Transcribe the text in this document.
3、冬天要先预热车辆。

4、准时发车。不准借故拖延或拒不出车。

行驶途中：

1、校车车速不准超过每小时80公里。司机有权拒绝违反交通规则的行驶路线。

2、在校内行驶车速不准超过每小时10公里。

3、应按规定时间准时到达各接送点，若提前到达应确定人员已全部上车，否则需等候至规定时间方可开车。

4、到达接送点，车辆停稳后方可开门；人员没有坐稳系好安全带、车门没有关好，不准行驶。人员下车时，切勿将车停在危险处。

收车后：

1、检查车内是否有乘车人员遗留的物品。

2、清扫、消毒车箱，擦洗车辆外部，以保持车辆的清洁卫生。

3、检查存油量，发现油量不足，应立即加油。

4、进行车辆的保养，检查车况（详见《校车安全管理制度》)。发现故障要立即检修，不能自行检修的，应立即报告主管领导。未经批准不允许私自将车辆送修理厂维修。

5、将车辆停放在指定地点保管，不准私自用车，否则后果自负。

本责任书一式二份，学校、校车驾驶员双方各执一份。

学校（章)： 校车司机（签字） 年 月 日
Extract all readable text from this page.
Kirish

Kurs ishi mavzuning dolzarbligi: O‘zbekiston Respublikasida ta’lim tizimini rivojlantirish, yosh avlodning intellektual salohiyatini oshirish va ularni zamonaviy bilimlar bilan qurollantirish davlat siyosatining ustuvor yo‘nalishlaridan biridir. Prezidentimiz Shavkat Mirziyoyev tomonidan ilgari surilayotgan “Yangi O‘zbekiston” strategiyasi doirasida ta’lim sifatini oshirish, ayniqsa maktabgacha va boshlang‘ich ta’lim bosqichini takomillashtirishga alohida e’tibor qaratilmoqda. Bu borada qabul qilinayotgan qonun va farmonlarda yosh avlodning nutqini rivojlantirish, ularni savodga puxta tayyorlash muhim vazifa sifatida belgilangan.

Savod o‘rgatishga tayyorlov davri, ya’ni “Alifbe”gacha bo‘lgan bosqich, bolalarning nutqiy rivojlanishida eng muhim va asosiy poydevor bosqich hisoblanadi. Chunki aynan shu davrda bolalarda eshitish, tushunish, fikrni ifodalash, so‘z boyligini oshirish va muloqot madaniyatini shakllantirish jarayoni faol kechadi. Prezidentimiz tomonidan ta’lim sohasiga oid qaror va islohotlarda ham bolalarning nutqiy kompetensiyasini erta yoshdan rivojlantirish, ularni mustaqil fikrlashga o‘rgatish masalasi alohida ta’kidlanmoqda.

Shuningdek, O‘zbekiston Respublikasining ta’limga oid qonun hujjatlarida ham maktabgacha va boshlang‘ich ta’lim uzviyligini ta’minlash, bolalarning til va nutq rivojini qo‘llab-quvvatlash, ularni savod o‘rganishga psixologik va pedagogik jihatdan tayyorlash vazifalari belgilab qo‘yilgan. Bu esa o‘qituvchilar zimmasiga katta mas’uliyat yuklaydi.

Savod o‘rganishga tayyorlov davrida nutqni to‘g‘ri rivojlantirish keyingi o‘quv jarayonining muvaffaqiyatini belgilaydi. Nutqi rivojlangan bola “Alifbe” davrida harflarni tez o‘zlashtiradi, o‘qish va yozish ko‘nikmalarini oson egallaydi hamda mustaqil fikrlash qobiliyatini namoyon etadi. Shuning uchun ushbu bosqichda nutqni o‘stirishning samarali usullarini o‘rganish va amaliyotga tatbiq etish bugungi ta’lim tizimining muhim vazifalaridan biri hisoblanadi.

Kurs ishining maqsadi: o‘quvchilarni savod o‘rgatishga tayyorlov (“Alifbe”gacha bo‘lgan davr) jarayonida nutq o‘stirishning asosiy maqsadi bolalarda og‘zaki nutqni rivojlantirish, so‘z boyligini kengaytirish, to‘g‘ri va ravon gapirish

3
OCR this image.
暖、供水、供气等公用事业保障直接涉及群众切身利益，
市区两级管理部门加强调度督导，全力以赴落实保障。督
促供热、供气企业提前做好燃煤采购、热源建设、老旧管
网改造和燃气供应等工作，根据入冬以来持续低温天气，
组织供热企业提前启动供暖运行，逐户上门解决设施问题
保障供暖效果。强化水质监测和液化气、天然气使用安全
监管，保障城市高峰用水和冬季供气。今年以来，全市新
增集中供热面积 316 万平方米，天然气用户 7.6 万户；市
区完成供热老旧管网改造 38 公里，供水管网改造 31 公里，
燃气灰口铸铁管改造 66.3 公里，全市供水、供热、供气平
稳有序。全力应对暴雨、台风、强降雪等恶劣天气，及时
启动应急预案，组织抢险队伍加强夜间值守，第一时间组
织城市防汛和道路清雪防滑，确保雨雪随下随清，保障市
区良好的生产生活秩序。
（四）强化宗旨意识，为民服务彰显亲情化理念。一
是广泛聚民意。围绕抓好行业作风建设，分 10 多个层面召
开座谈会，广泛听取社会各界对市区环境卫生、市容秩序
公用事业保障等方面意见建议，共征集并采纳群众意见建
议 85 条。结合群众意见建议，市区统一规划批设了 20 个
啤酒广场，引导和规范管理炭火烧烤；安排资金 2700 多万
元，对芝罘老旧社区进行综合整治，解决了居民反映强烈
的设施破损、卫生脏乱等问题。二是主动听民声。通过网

| Written instruction |
Word for word, write out all of the data above.

| Output of the task |
Transcribe the text in this document.
3、冬天要先预热车辆。

4、准时发车。不准借故拖延或拒不出车。

行驶途中：

1、校车车速不准超过每小时80公里。司机有权拒绝违反交通规则的行驶路线。

2、在校内行驶车速不准超过每小时10公里。

3、应按规定时间准时到达各接送点，若提前到达应确定人员已全部上车，否则需等候至规定时间方可开车。

4、到达接送点，车辆停稳后方可开门；人员没有坐稳系好安全带、车门没有关好，不准行驶。人员下车时，切勿将车停在危险处。

收车后：

1、检查车内是否有乘车人员遗留的物品。

2、清扫、消毒车箱，擦洗车辆外部，以保持车辆的清洁卫生。

3、检查存油量，发现油量不足，应立即加油。

4、进行车辆的保养，检查车况（详见《校车安全管理制度》)。发现故障要立即检修，不能自行检修的，应立即报告主管领导。未经批准不允许私自将车辆送修理厂维修。

5、将车辆停放在指定地点保管，不准私自用车，否则后果自负。

本责任书一式二份，学校、校车驾驶员双方各执一份。

学校（章)： 校车司机（签字） 年 月 日
Extract all readable text from this page.
Kirish

Kurs ishi mavzuning dolzarbligi: O‘zbekiston Respublikasida ta’lim tizimini rivojlantirish, yosh avlodning intellektual salohiyatini oshirish va ularni zamonaviy bilimlar bilan qurollantirish davlat siyosatining ustuvor yo‘nalishlaridan biridir. Prezidentimiz Shavkat Mirziyoyev tomonidan ilgari surilayotgan “Yangi O‘zbekiston” strategiyasi doirasida ta’lim sifatini oshirish, ayniqsa maktabgacha va boshlang‘ich ta’lim bosqichini takomillashtirishga alohida e’tibor qaratilmoqda. Bu borada qabul qilinayotgan qonun va farmonlarda yosh avlodning nutqini rivojlantirish, ularni savodga puxta tayyorlash muhim vazifa sifatida belgilangan.

Savod o‘rgatishga tayyorlov davri, ya’ni “Alifbe”gacha bo‘lgan bosqich, bolalarning nutqiy rivojlanishida eng muhim va asosiy poydevor bosqich hisoblanadi. Chunki aynan shu davrda bolalarda eshitish, tushunish, fikrni ifodalash, so‘z boyligini oshirish va muloqot madaniyatini shakllantirish jarayoni faol kechadi. Prezidentimiz tomonidan ta’lim sohasiga oid qaror va islohotlarda ham bolalarning nutqiy kompetensiyasini erta yoshdan rivojlantirish, ularni mustaqil fikrlashga o‘rgatish masalasi alohida ta’kidlanmoqda.

Shuningdek, O‘zbekiston Respublikasining ta’limga oid qonun hujjatlarida ham maktabgacha va boshlang‘ich ta’lim uzviyligini ta’minlash, bolalarning til va nutq rivojini qo‘llab-quvvatlash, ularni savod o‘rganishga psixologik va pedagogik jihatdan tayyorlash vazifalari belgilab qo‘yilgan. Bu esa o‘qituvchilar zimmasiga katta mas’uliyat yuklaydi.

Savod o‘rganishga tayyorlov davrida nutqni to‘g‘ri rivojlantirish keyingi o‘quv jarayonining muvaffaqiyatini belgilaydi. Nutqi rivojlangan bola “Alifbe” davrida harflarni tez o‘zlashtiradi, o‘qish va yozish ko‘nikmalarini oson egallaydi hamda mustaqil fikrlash qobiliyatini namoyon etadi. Shuning uchun ushbu bosqichda nutqni o‘stirishning samarali usullarini o‘rganish va amaliyotga tatbiq etish bugungi ta’lim tizimining muhim vazifalaridan biri hisoblanadi.

Kurs ishining maqsadi: o‘quvchilarni savod o‘rgatishga tayyorlov (“Alifbe”gacha bo‘lgan davr) jarayonida nutq o‘stirishning asosiy maqsadi bolalarda og‘zaki nutqni rivojlantirish, so‘z boyligini kengaytirish, to‘g‘ri va ravon gapirish

3
OCR this image.
暖、供水、供气等公用事业保障直接涉及群众切身利益，
市区两级管理部门加强调度督导，全力以赴落实保障。督
促供热、供气企业提前做好燃煤采购、热源建设、老旧管
网改造和燃气供应等工作，根据入冬以来持续低温天气，
组织供热企业提前启动供暖运行，逐户上门解决设施问题
保障供暖效果。强化水质监测和液化气、天然气使用安全
监管，保障城市高峰用水和冬季供气。今年以来，全市新
增集中供热面积 316 万平方米，天然气用户 7.6 万户；市
区完成供热老旧管网改造 38 公里，供水管网改造 31 公里，
燃气灰口铸铁管改造 66.3 公里，全市供水、供热、供气平
稳有序。全力应对暴雨、台风、强降雪等恶劣天气，及时
启动应急预案，组织抢险队伍加强夜间值守，第一时间组
织城市防汛和道路清雪防滑，确保雨雪随下随清，保障市
区良好的生产生活秩序。
（四）强化宗旨意识，为民服务彰显亲情化理念。一
是广泛聚民意。围绕抓好行业作风建设，分 10 多个层面召
开座谈会，广泛听取社会各界对市区环境卫生、市容秩序
公用事业保障等方面意见建议，共征集并采纳群众意见建
议 85 条。结合群众意见建议，市区统一规划批设了 20 个
啤酒广场，引导和规范管理炭火烧烤；安排资金 2700 多万
元，对芝罘老旧社区进行综合整治，解决了居民反映强烈
的设施破损、卫生脏乱等问题。二是主动听民声。通过网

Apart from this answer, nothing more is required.